Short task —
Output each entry verbatim and exclude every picture from it.

Data supplied —
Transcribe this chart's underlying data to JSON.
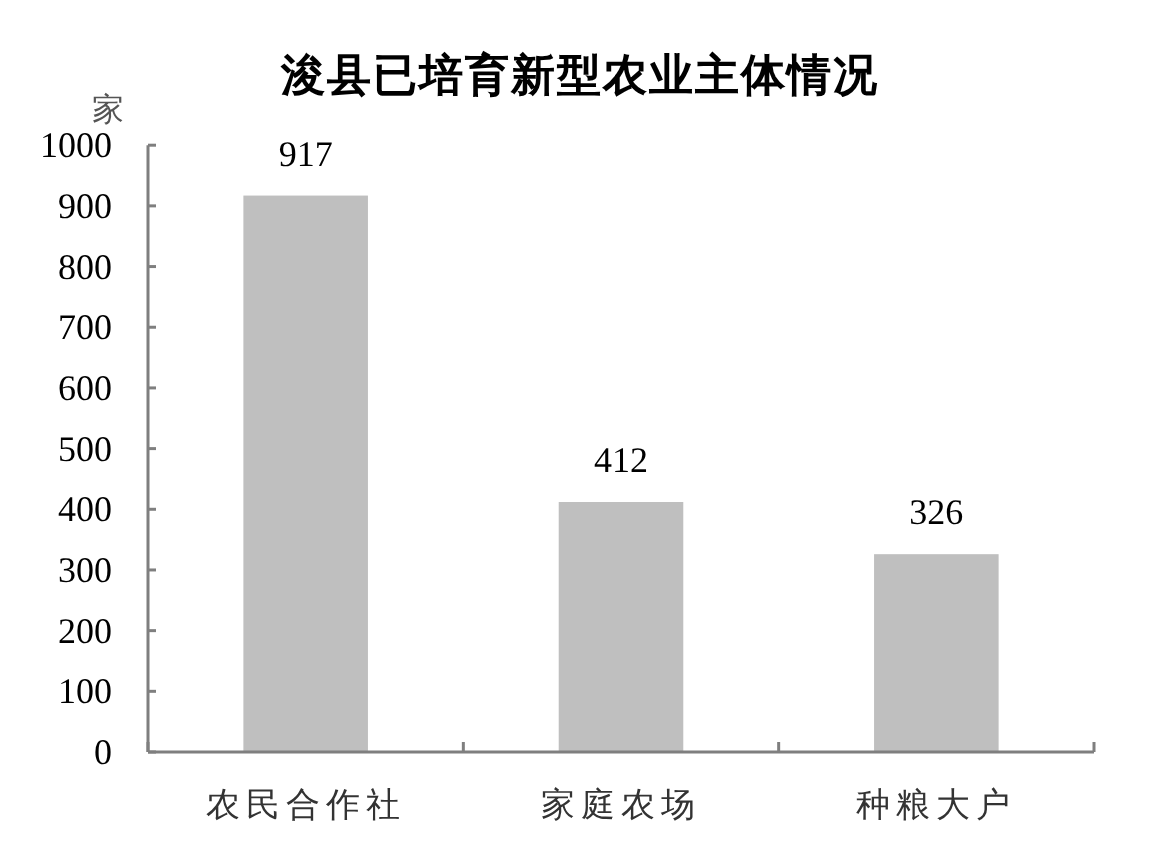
{
  "chart_data": {
    "type": "bar",
    "title": "浚县已培育新型农业主体情况",
    "ylabel": "家",
    "categories": [
      "农民合作社",
      "家庭农场",
      "种粮大户"
    ],
    "values": [
      917,
      412,
      326
    ],
    "color": "#bfbfbf",
    "ylim": [
      0,
      1000
    ],
    "yticks": [
      0,
      100,
      200,
      300,
      400,
      500,
      600,
      700,
      800,
      900,
      1000
    ],
    "data_labels": true
  }
}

Output for this exercise —
Transcribe this chart's underlying data to JSON.
{
  "chart_data": {
    "type": "bar",
    "title": "浚县已培育新型农业主体情况",
    "ylabel": "家",
    "categories": [
      "农民合作社",
      "家庭农场",
      "种粮大户"
    ],
    "values": [
      917,
      412,
      326
    ],
    "color": "#bfbfbf",
    "ylim": [
      0,
      1000
    ],
    "yticks": [
      0,
      100,
      200,
      300,
      400,
      500,
      600,
      700,
      800,
      900,
      1000
    ],
    "data_labels": true
  }
}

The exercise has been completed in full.